■ **Brano riportato**:

-----

La scossa verde è forse la vera grande novità anche se, guardando al saldo tra interventi innovativi e interventi che erano stati già finanziati non è quello con lo sprint maggiore. Il saldo finale conta infatti 65,7 miliardi di progetti in essere e 144,2 di nuovi progetti e tra questi brillano di più la “transizione energetica e la mobilità”, “l’Alta velocità”, il “Turismo e cultura” chiesti a gran voce da Matteo Renzi, la “Ricerca e l’impresa”, voci del comparto Salute come la “Telemedecina”, il “Diritto allo Studio”, i trasferimenti “al settore produttivo” che farà felice Confindustria.

L’impatto economico del piano prevede una crescita del Pil del 3%, ma solo nel 2026. Fino al 2023 non si arriverà oltre l’1,5. Che non è poca cosa, ma resta la sensazione che manchi una scossa complessiva e che l’Italia dopo il Recovery plan sarà davvero diversa da quella attuale. Eppure nell’introduzione e nello spirito del piano si parla di “Rinascimento economico europeo” e dell’auspicio per un “cambiamento radicale delle politiche fiscali”. Ecco, servirebbe uno scatto in più in quella direzione perché qualsiasi cittadino e cittadina possa dire che, una volta avviato il piano e i suoi progetti, la propria vita è cambiata davvero in meglio.

L’intero piano approvato dal governo vale 310 miliardi, tenendo conto anche di quasi 80 miliardi del normale bilancio europeo settennale (2021-2027): il Recovery Plan vero e proprio vale invece circa 223 miliardi tra prestiti e trasferimenti, dei quali 144,2 miliardi finanzieranno nuovi progetti, mentre altri 65,7 andranno a programmi già previsti. Il piano è diviso per sei macro-aree: un breve riassunto per punti.

-----

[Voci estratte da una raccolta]
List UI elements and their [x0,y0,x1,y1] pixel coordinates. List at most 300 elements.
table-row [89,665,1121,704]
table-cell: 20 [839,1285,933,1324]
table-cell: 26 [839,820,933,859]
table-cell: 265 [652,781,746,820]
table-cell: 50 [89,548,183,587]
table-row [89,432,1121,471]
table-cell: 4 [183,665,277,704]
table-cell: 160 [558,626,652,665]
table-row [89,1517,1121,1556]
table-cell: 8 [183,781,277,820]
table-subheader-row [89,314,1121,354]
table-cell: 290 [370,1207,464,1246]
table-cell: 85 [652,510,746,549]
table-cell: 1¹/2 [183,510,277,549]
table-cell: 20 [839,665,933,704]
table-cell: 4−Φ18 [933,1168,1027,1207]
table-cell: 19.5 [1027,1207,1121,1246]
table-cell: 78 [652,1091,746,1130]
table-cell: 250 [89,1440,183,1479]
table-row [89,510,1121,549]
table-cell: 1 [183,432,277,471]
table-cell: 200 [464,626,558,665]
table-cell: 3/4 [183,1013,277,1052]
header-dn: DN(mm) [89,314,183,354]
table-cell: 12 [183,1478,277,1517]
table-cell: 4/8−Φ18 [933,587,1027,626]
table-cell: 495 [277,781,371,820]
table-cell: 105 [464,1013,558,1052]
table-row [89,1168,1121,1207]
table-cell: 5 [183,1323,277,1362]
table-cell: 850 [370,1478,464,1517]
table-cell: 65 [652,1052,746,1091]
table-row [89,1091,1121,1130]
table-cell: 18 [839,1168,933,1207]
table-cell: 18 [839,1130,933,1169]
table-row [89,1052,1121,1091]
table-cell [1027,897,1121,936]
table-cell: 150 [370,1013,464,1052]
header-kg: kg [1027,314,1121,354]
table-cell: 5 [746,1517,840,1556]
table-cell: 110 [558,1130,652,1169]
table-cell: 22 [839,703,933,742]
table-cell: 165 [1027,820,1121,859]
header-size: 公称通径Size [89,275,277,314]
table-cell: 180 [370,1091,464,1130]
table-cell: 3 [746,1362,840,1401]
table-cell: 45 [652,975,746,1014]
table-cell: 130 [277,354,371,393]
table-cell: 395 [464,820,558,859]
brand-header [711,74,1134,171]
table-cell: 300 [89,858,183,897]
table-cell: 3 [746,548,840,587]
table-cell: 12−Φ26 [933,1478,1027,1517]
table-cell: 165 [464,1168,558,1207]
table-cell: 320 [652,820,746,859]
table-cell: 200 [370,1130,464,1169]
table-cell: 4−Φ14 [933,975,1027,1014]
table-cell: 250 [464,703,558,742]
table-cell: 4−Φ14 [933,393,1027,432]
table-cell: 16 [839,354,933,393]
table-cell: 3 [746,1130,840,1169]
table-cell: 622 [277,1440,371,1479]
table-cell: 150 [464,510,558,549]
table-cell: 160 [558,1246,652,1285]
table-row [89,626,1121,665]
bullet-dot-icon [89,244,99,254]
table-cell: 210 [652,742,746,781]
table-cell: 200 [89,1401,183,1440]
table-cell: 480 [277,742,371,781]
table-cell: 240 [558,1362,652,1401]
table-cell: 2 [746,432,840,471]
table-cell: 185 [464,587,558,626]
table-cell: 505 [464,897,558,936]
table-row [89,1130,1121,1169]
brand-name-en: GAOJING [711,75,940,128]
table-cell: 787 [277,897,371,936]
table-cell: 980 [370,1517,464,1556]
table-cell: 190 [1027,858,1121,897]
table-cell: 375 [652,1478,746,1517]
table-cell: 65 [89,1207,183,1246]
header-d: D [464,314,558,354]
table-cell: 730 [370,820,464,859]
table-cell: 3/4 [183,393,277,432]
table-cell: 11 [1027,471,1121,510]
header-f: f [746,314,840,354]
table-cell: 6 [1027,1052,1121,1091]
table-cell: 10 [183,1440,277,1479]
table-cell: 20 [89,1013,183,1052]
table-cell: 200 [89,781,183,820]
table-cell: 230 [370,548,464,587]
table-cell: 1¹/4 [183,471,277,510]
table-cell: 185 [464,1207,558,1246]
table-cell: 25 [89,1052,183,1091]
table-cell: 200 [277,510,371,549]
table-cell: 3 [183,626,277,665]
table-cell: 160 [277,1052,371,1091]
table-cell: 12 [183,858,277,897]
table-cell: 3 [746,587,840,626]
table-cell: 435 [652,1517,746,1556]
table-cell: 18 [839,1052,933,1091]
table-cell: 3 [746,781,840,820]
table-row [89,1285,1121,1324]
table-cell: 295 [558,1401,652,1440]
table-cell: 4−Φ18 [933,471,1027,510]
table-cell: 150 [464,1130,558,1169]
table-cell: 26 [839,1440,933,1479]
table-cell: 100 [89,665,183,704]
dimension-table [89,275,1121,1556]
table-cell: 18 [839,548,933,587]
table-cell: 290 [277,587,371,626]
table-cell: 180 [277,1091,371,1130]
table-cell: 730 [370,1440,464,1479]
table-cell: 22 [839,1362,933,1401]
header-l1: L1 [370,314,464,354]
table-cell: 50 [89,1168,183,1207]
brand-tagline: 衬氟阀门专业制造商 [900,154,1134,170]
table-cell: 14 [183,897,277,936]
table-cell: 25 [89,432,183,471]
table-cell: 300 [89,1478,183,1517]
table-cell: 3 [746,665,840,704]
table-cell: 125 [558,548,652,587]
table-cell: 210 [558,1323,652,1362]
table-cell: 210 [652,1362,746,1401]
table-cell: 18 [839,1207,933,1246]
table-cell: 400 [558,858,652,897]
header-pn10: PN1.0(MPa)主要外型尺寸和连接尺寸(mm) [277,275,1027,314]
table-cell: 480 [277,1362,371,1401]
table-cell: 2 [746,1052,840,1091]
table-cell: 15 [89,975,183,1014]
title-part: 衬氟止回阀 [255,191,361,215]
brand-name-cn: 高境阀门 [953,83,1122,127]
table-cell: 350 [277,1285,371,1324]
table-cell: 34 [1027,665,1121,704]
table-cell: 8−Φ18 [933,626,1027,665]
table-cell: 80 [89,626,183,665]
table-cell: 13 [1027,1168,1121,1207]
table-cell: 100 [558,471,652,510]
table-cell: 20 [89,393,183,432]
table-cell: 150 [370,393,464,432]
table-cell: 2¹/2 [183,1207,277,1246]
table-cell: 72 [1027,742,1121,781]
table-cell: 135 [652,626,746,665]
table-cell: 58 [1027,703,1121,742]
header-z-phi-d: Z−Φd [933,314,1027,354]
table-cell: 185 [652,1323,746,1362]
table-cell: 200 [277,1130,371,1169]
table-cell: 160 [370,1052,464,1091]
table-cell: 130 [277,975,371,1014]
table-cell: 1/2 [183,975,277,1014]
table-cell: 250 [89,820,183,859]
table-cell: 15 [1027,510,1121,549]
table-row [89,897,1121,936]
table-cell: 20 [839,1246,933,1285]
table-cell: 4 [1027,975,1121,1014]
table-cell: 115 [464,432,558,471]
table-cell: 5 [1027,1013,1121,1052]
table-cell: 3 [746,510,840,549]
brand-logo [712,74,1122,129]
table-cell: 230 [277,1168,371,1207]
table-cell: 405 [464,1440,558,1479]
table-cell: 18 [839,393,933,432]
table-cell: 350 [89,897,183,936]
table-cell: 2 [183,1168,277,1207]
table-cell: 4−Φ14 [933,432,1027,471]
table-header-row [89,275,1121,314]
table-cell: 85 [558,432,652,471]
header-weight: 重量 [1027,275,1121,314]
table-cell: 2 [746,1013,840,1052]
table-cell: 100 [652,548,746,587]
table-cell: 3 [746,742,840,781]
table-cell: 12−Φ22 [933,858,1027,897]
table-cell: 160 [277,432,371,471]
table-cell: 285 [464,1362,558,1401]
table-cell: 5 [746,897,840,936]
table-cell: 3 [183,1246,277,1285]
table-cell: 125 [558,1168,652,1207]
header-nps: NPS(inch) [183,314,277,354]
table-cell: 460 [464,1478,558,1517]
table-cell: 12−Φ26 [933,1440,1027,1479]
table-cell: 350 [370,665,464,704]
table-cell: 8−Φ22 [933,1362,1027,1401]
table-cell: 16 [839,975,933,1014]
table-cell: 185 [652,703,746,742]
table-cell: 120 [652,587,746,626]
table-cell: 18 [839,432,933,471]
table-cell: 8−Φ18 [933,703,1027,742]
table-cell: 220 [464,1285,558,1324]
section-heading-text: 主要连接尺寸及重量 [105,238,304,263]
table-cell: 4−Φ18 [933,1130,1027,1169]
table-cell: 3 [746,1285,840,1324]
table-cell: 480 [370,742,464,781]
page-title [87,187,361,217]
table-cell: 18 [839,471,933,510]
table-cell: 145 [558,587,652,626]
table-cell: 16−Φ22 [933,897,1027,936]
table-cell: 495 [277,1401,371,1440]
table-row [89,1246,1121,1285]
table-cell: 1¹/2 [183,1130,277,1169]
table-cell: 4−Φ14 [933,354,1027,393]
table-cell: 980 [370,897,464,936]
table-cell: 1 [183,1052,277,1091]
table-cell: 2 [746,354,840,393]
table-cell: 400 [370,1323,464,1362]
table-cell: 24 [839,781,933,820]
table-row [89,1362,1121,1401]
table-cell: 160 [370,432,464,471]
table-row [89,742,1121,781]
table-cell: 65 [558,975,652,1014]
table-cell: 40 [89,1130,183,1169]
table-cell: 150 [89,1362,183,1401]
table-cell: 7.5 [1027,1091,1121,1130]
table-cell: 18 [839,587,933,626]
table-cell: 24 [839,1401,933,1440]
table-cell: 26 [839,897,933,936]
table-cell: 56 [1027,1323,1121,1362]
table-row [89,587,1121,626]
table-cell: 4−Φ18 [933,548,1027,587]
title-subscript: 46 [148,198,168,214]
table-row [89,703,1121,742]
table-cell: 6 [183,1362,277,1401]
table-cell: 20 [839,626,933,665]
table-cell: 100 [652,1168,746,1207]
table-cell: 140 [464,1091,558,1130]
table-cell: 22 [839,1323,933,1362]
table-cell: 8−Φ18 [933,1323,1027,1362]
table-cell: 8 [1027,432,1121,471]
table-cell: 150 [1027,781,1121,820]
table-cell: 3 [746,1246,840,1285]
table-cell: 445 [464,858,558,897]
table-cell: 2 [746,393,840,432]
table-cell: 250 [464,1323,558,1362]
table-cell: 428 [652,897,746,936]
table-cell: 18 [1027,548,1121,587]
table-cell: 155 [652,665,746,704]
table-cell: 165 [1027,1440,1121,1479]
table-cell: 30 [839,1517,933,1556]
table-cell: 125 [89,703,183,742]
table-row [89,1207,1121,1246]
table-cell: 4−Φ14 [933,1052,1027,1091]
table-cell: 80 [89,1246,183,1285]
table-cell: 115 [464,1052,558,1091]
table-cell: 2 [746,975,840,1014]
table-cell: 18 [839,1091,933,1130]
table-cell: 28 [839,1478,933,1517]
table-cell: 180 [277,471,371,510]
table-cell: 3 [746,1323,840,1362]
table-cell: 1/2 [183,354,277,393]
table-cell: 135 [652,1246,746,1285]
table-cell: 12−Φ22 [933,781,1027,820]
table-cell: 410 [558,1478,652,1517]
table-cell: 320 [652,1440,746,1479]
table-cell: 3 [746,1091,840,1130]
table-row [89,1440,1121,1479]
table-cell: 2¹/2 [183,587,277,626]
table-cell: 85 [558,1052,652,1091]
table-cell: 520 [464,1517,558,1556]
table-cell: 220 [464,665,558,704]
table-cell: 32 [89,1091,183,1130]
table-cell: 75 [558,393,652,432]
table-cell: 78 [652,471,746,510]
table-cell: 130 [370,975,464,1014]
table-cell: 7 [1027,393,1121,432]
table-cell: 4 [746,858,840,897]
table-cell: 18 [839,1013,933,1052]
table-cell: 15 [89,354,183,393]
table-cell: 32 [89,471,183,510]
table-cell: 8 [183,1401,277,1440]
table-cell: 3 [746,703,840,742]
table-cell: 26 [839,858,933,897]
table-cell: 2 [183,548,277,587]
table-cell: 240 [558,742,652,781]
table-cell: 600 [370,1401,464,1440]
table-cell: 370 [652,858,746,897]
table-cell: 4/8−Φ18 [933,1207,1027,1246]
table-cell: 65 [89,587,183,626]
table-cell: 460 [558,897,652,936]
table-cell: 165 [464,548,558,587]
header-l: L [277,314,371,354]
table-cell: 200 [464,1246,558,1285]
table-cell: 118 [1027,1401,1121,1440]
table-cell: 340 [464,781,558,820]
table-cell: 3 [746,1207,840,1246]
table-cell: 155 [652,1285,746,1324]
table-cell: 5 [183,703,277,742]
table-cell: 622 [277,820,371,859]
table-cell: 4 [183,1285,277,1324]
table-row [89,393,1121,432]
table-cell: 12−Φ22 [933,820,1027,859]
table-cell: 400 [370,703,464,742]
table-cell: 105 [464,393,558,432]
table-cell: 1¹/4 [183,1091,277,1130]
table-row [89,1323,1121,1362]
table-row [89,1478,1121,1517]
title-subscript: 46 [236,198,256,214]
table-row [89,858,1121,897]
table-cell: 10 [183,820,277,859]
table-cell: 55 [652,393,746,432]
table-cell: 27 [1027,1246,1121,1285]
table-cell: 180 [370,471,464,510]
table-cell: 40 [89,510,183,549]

-----

■ **Istruzioni da seguire**: Prosegui il brano sul Recovery Plan italiano partendo dalla sua ultima frase.

■ **Risposta al problema**:
Salvatore Cannavò

 

1 Dal cloud unico a 5G e banda larga

La digitalizzazione è uno dei due assi portanti del piano europeo. Nel Pnrr – insieme a innovazione, competitività e cultura – totalizza oltre 46 miliardi (35 per progetti “aggiuntivi”), in calo rispetto alle prime bozze. Il grosso è fatto dai sussidi alle imprese per il rinnovo dei beni strumentali (la “transizione 4.0”, ben 15 miliardi, destinati, manco a dirlo, anche all’Editoria). Nel piano compaiono anche i progetti per la banda ultralarga (in vista della rete unica sotto l’egida di Tim-Cdp, mai citata però) e per il 5G, passati da 3,5 a 4,2 miliardi. Altri 1,2 miliardi serviranno poi a creare il cloud nazionale della P.A., verso cui far migrare i dati delle amministrazioni oggi sparsi in data center poco affidabili, anche se non è chiaro chi lo gestirà e come verrà scelto (in campo ci sono solo colossi esteri, da Amazon a Microsoft). Sempre in questo ambito, 1,3 miliardi serviranno a rendere “interoperabili” i dati. Dopo lo scontro con Renzi, il comparto turismo e cultura è passato da 3 a quasi 8 miliardi, ma il livello di dettaglio dei progetti è assente.

2 La svolta “green” poco rivoluzionaria

Pur essendo il centro della strategia europea, gli investimenti green hanno perso fondi rispetto alla prima versione del Recovery Plan: da 74,3 a 68,9 miliardi, diminuzione che ha colpito anche il superbonus del 110% per le ristrutturazioni edilizie (18,5 miliardi, scadenza a fine 2022, altri 10 miliardi vanno invece all’edilizia pubblica). In questo capitolo c’è un po’ di tutto: economia circolare e agricoltura “verde” (6,3 miliardi); stimolo alle energie rinnovabili (soprattutto l’idrogeno, anche se non è chiaro se davvero green o da fonti fossili, citato anche come combustibile per l’Ilva di Taranto); 7 miliardi e mezzo per rinnovare il parco mezzi del trasporto pubblico; un piano nazionale ciclovie e interventi per la mobilità sostenibile. L’idea, non meglio specificata, è di creare una filiera industriale green italiana, ma non è chiaro come recuperare il ritardo da Paesi già pronti. Altri fondi sono destinati alla “risorsa acqua”: dai cantieri contro il dissesto idrogeologico (3,6 miliardi) all’efficientamento della rete idrica.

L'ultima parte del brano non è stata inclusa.